### DATASET ENTRIES

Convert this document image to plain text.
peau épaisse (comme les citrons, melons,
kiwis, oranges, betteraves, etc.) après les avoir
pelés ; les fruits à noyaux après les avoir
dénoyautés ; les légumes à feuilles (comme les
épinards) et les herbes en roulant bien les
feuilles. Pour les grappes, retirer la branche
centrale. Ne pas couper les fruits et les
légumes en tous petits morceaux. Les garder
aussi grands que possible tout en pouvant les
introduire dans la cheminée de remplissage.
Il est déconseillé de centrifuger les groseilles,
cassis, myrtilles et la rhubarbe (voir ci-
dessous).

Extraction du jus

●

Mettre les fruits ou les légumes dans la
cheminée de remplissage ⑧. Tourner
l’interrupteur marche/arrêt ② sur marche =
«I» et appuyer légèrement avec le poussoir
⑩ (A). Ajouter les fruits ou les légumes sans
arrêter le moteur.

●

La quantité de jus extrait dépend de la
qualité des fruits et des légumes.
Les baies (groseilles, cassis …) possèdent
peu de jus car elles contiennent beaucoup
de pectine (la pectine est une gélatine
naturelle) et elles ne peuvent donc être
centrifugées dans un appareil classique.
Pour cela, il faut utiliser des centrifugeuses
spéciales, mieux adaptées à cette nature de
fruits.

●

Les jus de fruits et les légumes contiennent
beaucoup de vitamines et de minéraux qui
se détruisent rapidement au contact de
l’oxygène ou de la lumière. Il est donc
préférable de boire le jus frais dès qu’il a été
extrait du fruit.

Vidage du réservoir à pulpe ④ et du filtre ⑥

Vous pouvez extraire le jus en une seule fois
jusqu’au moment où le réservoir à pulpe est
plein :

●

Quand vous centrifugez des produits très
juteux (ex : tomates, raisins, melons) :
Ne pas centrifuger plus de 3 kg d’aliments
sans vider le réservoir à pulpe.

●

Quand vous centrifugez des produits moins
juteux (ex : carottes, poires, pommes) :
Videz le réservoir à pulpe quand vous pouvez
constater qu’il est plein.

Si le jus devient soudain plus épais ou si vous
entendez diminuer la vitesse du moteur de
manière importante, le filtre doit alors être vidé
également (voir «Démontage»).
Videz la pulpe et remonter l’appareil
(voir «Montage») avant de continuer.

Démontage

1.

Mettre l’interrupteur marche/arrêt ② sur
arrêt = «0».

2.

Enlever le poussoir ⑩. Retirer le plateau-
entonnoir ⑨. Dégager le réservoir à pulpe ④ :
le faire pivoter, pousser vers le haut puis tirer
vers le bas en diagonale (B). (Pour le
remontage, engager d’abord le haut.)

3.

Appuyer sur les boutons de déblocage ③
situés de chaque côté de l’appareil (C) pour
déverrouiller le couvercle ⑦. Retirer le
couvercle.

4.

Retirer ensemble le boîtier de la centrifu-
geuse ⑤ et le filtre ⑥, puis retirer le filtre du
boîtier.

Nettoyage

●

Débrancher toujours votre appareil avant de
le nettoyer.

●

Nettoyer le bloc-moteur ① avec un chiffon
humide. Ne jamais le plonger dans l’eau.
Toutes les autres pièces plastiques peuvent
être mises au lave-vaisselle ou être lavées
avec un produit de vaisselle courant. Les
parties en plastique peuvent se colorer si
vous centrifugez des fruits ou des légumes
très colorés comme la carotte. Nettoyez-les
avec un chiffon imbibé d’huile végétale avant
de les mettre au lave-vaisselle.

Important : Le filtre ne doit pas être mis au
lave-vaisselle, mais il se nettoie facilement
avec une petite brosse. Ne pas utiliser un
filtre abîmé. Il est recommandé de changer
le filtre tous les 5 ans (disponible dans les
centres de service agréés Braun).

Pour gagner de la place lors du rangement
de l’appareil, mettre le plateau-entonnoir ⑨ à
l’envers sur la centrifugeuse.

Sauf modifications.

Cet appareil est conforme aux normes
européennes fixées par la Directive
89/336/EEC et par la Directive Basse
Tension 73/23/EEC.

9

### PROBLEM REQUIREMENTS
Scan the data above and copy every line with "pulpe" in it.

### EXPECTED ANSWER
Vidage du réservoir à pulpe ④ et du filtre ⑥
jusqu’au moment où le réservoir à pulpe est
sans vider le réservoir à pulpe.
Videz le réservoir à pulpe quand vous pouvez
Videz la pulpe et remonter l’appareil
entonnoir ⑨. Dégager le réservoir à pulpe ④ :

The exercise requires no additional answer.